## START RECORD EXCERPTS

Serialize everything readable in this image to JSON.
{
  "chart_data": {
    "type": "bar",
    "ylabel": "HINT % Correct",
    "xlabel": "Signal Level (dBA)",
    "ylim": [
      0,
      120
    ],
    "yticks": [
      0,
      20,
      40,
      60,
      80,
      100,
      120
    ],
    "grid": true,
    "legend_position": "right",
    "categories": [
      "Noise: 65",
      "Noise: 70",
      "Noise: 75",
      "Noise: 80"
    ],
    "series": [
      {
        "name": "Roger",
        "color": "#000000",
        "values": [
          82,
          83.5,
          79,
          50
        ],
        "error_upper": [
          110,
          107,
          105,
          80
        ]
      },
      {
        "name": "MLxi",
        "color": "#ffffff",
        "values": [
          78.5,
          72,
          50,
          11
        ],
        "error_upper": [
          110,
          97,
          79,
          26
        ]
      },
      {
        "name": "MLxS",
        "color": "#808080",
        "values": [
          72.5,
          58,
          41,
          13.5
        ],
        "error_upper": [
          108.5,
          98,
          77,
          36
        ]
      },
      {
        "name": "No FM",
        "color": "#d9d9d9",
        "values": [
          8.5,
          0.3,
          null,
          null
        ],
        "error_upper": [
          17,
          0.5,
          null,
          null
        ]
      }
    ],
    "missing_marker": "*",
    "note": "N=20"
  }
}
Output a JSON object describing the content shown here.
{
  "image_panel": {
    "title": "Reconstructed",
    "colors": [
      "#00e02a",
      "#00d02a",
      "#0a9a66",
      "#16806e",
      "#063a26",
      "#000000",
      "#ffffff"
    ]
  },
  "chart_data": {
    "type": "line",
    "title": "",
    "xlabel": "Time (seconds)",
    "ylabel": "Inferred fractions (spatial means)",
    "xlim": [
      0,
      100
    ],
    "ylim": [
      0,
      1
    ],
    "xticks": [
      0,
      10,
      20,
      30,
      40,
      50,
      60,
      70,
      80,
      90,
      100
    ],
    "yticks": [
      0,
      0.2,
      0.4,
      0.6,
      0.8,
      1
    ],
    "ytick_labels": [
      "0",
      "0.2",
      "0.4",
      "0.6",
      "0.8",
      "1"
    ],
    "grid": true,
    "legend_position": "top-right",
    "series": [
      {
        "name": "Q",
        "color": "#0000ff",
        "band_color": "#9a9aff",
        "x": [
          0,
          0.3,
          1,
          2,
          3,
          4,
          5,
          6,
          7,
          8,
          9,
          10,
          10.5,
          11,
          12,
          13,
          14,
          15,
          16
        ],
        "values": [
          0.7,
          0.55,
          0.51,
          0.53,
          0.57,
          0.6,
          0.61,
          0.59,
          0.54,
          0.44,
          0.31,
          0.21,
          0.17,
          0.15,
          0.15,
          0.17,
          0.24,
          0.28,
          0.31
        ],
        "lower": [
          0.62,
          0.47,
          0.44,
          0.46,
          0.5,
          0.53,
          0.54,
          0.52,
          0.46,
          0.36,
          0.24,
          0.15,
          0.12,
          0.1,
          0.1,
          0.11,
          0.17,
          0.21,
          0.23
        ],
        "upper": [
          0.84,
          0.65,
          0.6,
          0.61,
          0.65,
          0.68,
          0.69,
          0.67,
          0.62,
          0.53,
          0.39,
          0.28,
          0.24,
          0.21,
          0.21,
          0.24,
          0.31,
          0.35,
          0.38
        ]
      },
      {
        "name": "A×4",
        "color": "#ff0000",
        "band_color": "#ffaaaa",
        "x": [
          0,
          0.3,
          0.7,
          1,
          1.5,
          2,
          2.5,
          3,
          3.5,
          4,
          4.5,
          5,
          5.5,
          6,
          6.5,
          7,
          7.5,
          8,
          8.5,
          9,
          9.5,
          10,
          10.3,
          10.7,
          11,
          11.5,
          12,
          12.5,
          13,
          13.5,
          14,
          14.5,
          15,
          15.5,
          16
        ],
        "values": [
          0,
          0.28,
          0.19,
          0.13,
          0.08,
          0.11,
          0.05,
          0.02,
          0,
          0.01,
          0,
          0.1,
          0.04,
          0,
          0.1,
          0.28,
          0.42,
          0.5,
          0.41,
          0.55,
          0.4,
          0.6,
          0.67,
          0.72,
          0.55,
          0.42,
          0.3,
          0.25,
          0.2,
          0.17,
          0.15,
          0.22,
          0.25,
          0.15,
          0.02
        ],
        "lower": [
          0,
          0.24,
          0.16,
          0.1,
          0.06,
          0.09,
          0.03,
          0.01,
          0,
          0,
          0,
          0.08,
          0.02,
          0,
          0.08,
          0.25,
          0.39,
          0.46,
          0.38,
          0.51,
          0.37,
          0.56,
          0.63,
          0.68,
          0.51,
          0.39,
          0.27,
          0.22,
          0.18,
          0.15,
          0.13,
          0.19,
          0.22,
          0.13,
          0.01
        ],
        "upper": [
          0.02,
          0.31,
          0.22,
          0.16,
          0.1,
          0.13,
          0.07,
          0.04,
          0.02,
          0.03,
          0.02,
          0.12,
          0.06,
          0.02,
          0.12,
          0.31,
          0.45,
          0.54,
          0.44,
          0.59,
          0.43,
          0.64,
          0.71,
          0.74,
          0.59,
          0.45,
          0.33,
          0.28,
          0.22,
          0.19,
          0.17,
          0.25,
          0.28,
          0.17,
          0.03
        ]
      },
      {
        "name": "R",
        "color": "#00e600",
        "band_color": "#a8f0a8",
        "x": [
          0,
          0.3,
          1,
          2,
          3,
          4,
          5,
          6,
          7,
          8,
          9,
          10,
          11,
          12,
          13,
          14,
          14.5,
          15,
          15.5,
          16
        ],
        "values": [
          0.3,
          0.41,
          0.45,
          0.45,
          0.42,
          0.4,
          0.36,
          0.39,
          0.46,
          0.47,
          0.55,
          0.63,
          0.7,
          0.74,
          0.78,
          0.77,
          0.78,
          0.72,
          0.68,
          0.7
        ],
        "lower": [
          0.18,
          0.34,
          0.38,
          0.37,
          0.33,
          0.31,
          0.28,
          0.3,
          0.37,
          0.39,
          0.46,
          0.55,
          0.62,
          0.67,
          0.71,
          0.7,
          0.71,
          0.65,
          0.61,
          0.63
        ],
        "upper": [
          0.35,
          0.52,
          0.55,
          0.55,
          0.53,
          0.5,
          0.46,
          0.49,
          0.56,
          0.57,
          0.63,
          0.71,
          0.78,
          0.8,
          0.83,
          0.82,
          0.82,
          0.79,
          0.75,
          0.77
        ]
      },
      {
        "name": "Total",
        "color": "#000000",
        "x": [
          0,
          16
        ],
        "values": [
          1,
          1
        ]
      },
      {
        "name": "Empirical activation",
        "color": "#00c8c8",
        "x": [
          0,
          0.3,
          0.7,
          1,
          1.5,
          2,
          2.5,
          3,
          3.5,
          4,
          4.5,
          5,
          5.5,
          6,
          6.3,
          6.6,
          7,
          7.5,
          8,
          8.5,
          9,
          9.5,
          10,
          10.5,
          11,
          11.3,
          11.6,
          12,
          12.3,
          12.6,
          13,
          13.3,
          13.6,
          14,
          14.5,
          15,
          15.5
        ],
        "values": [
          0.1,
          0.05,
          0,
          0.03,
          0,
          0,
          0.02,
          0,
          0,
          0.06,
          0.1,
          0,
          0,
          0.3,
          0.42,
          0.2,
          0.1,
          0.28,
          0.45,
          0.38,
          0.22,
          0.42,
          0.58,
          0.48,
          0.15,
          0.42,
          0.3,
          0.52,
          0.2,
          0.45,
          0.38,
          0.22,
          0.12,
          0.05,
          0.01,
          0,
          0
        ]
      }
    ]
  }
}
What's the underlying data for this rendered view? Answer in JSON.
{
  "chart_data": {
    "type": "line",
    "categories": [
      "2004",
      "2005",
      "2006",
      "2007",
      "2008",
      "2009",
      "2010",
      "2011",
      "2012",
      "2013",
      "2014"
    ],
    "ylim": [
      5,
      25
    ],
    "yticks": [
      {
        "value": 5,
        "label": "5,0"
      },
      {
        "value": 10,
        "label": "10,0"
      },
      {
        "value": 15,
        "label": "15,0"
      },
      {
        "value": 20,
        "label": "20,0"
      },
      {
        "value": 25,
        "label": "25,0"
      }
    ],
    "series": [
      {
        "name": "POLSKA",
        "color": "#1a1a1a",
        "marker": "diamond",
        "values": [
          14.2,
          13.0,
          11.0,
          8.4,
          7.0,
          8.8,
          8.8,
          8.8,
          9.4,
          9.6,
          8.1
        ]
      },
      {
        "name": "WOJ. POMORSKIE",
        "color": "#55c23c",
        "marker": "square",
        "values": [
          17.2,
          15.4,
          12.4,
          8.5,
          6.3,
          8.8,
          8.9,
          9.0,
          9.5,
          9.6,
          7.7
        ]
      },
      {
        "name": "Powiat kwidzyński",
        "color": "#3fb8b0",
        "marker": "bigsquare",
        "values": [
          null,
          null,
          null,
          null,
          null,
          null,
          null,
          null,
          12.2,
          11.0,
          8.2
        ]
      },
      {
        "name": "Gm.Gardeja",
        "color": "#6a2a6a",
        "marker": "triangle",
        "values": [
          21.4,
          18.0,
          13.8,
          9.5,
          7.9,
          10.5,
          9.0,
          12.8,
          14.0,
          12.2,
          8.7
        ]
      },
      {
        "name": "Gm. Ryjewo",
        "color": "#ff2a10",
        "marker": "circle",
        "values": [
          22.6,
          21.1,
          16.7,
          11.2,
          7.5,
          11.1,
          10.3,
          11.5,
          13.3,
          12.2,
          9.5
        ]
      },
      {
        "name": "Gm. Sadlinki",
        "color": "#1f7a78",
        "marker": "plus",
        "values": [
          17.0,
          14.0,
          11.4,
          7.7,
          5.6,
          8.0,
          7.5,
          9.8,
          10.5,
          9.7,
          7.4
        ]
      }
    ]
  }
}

## END RECORD EXCERPTS

The word "this" appears in how many lines of the records? Give the number only.

2